SHORT TASK
Could you convert every line in the records below into a JSON list of strings, with one string per line and blank lines omitted?

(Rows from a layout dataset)
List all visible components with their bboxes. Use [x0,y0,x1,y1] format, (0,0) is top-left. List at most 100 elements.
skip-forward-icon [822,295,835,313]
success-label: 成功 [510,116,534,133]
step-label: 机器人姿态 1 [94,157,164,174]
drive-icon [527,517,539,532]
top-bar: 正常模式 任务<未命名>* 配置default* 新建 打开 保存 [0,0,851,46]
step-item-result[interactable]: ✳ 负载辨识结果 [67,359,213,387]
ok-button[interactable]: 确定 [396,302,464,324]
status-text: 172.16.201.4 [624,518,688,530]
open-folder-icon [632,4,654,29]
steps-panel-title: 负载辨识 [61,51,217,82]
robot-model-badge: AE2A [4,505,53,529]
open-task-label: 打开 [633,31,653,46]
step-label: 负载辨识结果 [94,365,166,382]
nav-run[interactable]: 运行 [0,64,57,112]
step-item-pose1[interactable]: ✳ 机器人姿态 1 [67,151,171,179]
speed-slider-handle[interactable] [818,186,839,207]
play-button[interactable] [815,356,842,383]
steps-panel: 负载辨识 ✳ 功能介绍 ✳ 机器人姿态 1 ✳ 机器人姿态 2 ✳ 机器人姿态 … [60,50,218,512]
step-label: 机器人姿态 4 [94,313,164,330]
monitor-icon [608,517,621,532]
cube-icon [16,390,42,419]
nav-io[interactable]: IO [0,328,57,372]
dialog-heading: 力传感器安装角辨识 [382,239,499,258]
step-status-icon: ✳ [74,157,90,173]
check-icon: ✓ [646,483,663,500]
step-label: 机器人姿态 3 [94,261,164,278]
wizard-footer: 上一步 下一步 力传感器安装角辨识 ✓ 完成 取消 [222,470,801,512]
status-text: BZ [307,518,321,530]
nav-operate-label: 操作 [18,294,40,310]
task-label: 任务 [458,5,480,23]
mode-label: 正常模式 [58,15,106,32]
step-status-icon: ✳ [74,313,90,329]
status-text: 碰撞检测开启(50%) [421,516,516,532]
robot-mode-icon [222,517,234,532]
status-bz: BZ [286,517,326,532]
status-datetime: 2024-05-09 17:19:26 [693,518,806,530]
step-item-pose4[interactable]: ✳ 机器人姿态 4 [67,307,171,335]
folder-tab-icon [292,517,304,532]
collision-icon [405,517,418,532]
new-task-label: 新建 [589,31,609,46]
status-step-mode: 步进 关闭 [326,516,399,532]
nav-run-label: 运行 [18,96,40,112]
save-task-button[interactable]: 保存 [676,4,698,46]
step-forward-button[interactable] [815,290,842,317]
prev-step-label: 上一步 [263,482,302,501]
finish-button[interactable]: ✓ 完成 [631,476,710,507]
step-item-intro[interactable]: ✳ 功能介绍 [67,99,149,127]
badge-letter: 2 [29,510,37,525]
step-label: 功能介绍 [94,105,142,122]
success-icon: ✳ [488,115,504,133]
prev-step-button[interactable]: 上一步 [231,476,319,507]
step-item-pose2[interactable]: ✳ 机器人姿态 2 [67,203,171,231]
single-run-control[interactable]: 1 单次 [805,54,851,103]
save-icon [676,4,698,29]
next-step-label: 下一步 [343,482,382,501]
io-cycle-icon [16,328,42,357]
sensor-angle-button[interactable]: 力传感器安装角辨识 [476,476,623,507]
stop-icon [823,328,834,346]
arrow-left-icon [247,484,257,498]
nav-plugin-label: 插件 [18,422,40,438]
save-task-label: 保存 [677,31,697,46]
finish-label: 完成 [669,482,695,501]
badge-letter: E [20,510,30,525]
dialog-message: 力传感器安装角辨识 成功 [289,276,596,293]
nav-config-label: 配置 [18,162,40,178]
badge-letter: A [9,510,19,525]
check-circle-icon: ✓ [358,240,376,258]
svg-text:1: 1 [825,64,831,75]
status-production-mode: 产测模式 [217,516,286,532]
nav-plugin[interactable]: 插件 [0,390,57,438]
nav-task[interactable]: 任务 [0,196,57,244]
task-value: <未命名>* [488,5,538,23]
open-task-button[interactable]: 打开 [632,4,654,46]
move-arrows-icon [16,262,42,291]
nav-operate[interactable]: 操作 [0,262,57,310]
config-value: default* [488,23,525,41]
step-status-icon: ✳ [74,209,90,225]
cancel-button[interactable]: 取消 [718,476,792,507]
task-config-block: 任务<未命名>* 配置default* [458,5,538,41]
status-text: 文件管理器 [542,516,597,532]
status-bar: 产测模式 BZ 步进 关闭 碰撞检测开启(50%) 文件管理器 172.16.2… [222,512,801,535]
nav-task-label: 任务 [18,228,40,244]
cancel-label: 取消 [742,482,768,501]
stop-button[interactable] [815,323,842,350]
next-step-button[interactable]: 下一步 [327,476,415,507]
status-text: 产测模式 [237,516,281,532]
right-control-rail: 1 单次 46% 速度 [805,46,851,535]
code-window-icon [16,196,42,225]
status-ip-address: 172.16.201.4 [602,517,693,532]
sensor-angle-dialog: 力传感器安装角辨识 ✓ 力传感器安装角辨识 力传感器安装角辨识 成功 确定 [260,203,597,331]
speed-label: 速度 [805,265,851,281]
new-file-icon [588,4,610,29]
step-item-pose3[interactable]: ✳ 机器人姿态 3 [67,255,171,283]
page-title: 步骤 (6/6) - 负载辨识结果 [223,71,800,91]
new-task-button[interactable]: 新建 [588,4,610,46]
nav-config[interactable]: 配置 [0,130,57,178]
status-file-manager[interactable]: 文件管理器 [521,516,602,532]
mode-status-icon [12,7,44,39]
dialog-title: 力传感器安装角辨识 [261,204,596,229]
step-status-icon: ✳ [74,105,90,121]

WORKED SOLUTION
[
  "List all visible components with their bboxes. Use [x0,y0,x1,y1] format, (0,0) is top-left. List at most 100 elements.",
  "skip-forward-icon [822,295,835,313]",
  "success-label: 成功 [510,116,534,133]",
  "step-label: 机器人姿态 1 [94,157,164,174]",
  "drive-icon [527,517,539,532]",
  "top-bar: 正常模式 任务<未命名>* 配置default* 新建 打开 保存 [0,0,851,46]",
  "step-item-result[interactable]: ✳ 负载辨识结果 [67,359,213,387]",
  "ok-button[interactable]: 确定 [396,302,464,324]",
  "status-text: 172.16.201.4 [624,518,688,530]",
  "open-folder-icon [632,4,654,29]",
  "steps-panel-title: 负载辨识 [61,51,217,82]",
  "robot-model-badge: AE2A [4,505,53,529]",
  "open-task-label: 打开 [633,31,653,46]",
  "step-label: 负载辨识结果 [94,365,166,382]",
  "nav-run[interactable]: 运行 [0,64,57,112]",
  "step-item-pose1[interactable]: ✳ 机器人姿态 1 [67,151,171,179]",
  "speed-slider-handle[interactable] [818,186,839,207]",
  "play-button[interactable] [815,356,842,383]",
  "steps-panel: 负载辨识 ✳ 功能介绍 ✳ 机器人姿态 1 ✳ 机器人姿态 2 ✳ 机器人姿态 … [60,50,218,512]",
  "step-label: 机器人姿态 4 [94,313,164,330]",
  "monitor-icon [608,517,621,532]",
  "cube-icon [16,390,42,419]",
  "nav-io[interactable]: IO [0,328,57,372]",
  "dialog-heading: 力传感器安装角辨识 [382,239,499,258]",
  "step-status-icon: ✳ [74,157,90,173]",
  "check-icon: ✓ [646,483,663,500]",
  "step-label: 机器人姿态 3 [94,261,164,278]",
  "wizard-footer: 上一步 下一步 力传感器安装角辨识 ✓ 完成 取消 [222,470,801,512]",
  "status-text: BZ [307,518,321,530]",
  "nav-operate-label: 操作 [18,294,40,310]",
  "task-label: 任务 [458,5,480,23]",
  "mode-label: 正常模式 [58,15,106,32]",
  "step-status-icon: ✳ [74,313,90,329]",
  "status-text: 碰撞检测开启(50%) [421,516,516,532]",
  "robot-mode-icon [222,517,234,532]",
  "status-bz: BZ [286,517,326,532]",
  "status-datetime: 2024-05-09 17:19:26 [693,518,806,530]",
  "step-item-pose4[interactable]: ✳ 机器人姿态 4 [67,307,171,335]",
  "folder-tab-icon [292,517,304,532]",
  "collision-icon [405,517,418,532]",
  "new-task-label: 新建 [589,31,609,46]",
  "status-step-mode: 步进 关闭 [326,516,399,532]",
  "nav-run-label: 运行 [18,96,40,112]",
  "save-task-button[interactable]: 保存 [676,4,698,46]",
  "step-forward-button[interactable] [815,290,842,317]",
  "prev-step-label: 上一步 [263,482,302,501]",
  "finish-button[interactable]: ✓ 完成 [631,476,710,507]",
  "step-item-intro[interactable]: ✳ 功能介绍 [67,99,149,127]",
  "badge-letter: 2 [29,510,37,525]",
  "step-label: 功能介绍 [94,105,142,122]",
  "success-icon: ✳ [488,115,504,133]",
  "prev-step-button[interactable]: 上一步 [231,476,319,507]",
  "step-item-pose2[interactable]: ✳ 机器人姿态 2 [67,203,171,231]",
  "single-run-control[interactable]: 1 单次 [805,54,851,103]",
  "save-icon [676,4,698,29]",
  "next-step-label: 下一步 [343,482,382,501]",
  "io-cycle-icon [16,328,42,357]",
  "sensor-angle-button[interactable]: 力传感器安装角辨识 [476,476,623,507]",
  "stop-icon [823,328,834,346]",
  "arrow-left-icon [247,484,257,498]",
  "nav-plugin-label: 插件 [18,422,40,438]",
  "save-task-label: 保存 [677,31,697,46]",
  "finish-label: 完成 [669,482,695,501]",
  "badge-letter: E [20,510,30,525]",
  "dialog-message: 力传感器安装角辨识 成功 [289,276,596,293]",
  "nav-config-label: 配置 [18,162,40,178]",
  "badge-letter: A [9,510,19,525]",
  "check-circle-icon: ✓ [358,240,376,258]",
  "svg-text:1: 1 [825,64,831,75]",
  "status-production-mode: 产测模式 [217,516,286,532]",
  "nav-plugin[interactable]: 插件 [0,390,57,438]",
  "nav-task[interactable]: 任务 [0,196,57,244]",
  "task-value: <未命名>* [488,5,538,23]",
  "open-task-button[interactable]: 打开 [632,4,654,46]",
  "move-arrows-icon [16,262,42,291]",
  "nav-operate[interactable]: 操作 [0,262,57,310]",
  "config-value: default* [488,23,525,41]",
  "step-status-icon: ✳ [74,209,90,225]",
  "cancel-button[interactable]: 取消 [718,476,792,507]",
  "task-config-block: 任务<未命名>* 配置default* [458,5,538,41]",
  "status-text: 文件管理器 [542,516,597,532]",
  "status-bar: 产测模式 BZ 步进 关闭 碰撞检测开启(50%) 文件管理器 172.16.2… [222,512,801,535]",
  "nav-task-label: 任务 [18,228,40,244]",
  "cancel-label: 取消 [742,482,768,501]",
  "stop-button[interactable] [815,323,842,350]",
  "next-step-button[interactable]: 下一步 [327,476,415,507]",
  "status-text: 产测模式 [237,516,281,532]",
  "right-control-rail: 1 单次 46% 速度 [805,46,851,535]",
  "code-window-icon [16,196,42,225]",
  "status-ip-address: 172.16.201.4 [602,517,693,532]",
  "sensor-angle-dialog: 力传感器安装角辨识 ✓ 力传感器安装角辨识 力传感器安装角辨识 成功 确定 [260,203,597,331]",
  "speed-label: 速度 [805,265,851,281]",
  "new-file-icon [588,4,610,29]",
  "step-item-pose3[interactable]: ✳ 机器人姿态 3 [67,255,171,283]",
  "page-title: 步骤 (6/6) - 负载辨识结果 [223,71,800,91]",
  "new-task-button[interactable]: 新建 [588,4,610,46]",
  "nav-config[interactable]: 配置 [0,130,57,178]",
  "status-file-manager[interactable]: 文件管理器 [521,516,602,532]",
  "mode-status-icon [12,7,44,39]",
  "dialog-title: 力传感器安装角辨识 [261,204,596,229]",
  "step-status-icon: ✳ [74,105,90,121]"
]